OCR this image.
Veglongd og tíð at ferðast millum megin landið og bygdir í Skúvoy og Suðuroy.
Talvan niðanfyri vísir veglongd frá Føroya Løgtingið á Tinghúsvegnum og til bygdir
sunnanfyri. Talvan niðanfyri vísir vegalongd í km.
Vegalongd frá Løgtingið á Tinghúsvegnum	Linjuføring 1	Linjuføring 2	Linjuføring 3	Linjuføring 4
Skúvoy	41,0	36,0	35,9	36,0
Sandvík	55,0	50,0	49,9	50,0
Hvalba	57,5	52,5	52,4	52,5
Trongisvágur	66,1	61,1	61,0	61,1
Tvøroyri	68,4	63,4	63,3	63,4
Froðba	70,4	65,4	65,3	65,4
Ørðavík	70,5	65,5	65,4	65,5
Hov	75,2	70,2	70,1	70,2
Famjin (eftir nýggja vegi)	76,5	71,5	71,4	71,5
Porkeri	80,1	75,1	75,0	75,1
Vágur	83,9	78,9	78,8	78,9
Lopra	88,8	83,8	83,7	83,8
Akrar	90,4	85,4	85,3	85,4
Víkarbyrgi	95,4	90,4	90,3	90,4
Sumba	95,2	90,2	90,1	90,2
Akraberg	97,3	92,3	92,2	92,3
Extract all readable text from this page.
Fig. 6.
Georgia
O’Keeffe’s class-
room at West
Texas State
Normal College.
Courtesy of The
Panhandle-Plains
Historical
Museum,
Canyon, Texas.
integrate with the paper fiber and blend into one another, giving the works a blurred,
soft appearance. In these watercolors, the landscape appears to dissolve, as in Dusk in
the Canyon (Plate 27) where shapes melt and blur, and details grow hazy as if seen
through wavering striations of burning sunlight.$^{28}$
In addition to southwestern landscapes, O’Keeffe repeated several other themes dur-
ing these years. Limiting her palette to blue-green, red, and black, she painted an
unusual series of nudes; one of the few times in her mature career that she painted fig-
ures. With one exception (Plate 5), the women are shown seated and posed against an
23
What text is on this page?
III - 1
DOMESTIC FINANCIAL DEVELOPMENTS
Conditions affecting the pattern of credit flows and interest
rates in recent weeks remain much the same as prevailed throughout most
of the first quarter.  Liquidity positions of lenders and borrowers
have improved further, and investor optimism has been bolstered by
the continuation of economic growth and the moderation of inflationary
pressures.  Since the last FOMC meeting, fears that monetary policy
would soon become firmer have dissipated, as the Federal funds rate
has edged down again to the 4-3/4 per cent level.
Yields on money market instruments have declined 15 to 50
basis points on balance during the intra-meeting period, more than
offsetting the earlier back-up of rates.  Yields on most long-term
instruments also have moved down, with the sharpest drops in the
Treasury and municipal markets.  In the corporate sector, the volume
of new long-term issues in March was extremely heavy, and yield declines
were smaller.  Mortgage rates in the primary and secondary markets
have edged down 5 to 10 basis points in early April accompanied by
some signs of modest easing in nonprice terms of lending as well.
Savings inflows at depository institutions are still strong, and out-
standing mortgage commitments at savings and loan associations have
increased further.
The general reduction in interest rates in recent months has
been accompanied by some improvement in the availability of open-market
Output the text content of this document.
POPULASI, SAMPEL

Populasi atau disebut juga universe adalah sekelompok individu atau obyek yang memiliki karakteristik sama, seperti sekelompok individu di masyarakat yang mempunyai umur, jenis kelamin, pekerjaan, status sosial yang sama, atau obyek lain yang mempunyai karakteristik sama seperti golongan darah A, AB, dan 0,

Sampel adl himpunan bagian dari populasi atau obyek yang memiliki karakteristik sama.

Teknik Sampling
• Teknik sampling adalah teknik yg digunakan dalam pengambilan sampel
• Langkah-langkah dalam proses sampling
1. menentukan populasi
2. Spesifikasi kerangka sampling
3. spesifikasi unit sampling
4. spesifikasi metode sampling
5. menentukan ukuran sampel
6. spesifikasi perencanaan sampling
━━━━━━━━━━━━━━━━
DO THIS:
Repeat the material above in full, quoting it exactly.

SOLUTION FOR THIS TASK:
OCR this image.
Veglongd og tíð at ferðast millum megin landið og bygdir í Skúvoy og Suðuroy.
Talvan niðanfyri vísir veglongd frá Føroya Løgtingið á Tinghúsvegnum og til bygdir
sunnanfyri. Talvan niðanfyri vísir vegalongd í km.
Vegalongd frá Løgtingið á Tinghúsvegnum	Linjuføring 1	Linjuføring 2	Linjuføring 3	Linjuføring 4
Skúvoy	41,0	36,0	35,9	36,0
Sandvík	55,0	50,0	49,9	50,0
Hvalba	57,5	52,5	52,4	52,5
Trongisvágur	66,1	61,1	61,0	61,1
Tvøroyri	68,4	63,4	63,3	63,4
Froðba	70,4	65,4	65,3	65,4
Ørðavík	70,5	65,5	65,4	65,5
Hov	75,2	70,2	70,1	70,2
Famjin (eftir nýggja vegi)	76,5	71,5	71,4	71,5
Porkeri	80,1	75,1	75,0	75,1
Vágur	83,9	78,9	78,8	78,9
Lopra	88,8	83,8	83,7	83,8
Akrar	90,4	85,4	85,3	85,4
Víkarbyrgi	95,4	90,4	90,3	90,4
Sumba	95,2	90,2	90,1	90,2
Akraberg	97,3	92,3	92,2	92,3
Extract all readable text from this page.
Fig. 6.
Georgia
O’Keeffe’s class-
room at West
Texas State
Normal College.
Courtesy of The
Panhandle-Plains
Historical
Museum,
Canyon, Texas.
integrate with the paper fiber and blend into one another, giving the works a blurred,
soft appearance. In these watercolors, the landscape appears to dissolve, as in Dusk in
the Canyon (Plate 27) where shapes melt and blur, and details grow hazy as if seen
through wavering striations of burning sunlight.$^{28}$
In addition to southwestern landscapes, O’Keeffe repeated several other themes dur-
ing these years. Limiting her palette to blue-green, red, and black, she painted an
unusual series of nudes; one of the few times in her mature career that she painted fig-
ures. With one exception (Plate 5), the women are shown seated and posed against an
23
What text is on this page?
III - 1
DOMESTIC FINANCIAL DEVELOPMENTS
Conditions affecting the pattern of credit flows and interest
rates in recent weeks remain much the same as prevailed throughout most
of the first quarter.  Liquidity positions of lenders and borrowers
have improved further, and investor optimism has been bolstered by
the continuation of economic growth and the moderation of inflationary
pressures.  Since the last FOMC meeting, fears that monetary policy
would soon become firmer have dissipated, as the Federal funds rate
has edged down again to the 4-3/4 per cent level.
Yields on money market instruments have declined 15 to 50
basis points on balance during the intra-meeting period, more than
offsetting the earlier back-up of rates.  Yields on most long-term
instruments also have moved down, with the sharpest drops in the
Treasury and municipal markets.  In the corporate sector, the volume
of new long-term issues in March was extremely heavy, and yield declines
were smaller.  Mortgage rates in the primary and secondary markets
have edged down 5 to 10 basis points in early April accompanied by
some signs of modest easing in nonprice terms of lending as well.
Savings inflows at depository institutions are still strong, and out-
standing mortgage commitments at savings and loan associations have
increased further.
The general reduction in interest rates in recent months has
been accompanied by some improvement in the availability of open-market
Output the text content of this document.
POPULASI, SAMPEL

Populasi atau disebut juga universe adalah sekelompok individu atau obyek yang memiliki karakteristik sama, seperti sekelompok individu di masyarakat yang mempunyai umur, jenis kelamin, pekerjaan, status sosial yang sama, atau obyek lain yang mempunyai karakteristik sama seperti golongan darah A, AB, dan 0,

Sampel adl himpunan bagian dari populasi atau obyek yang memiliki karakteristik sama.

Teknik Sampling
• Teknik sampling adalah teknik yg digunakan dalam pengambilan sampel
• Langkah-langkah dalam proses sampling
1. menentukan populasi
2. Spesifikasi kerangka sampling
3. spesifikasi unit sampling
4. spesifikasi metode sampling
5. menentukan ukuran sampel
6. spesifikasi perencanaan sampling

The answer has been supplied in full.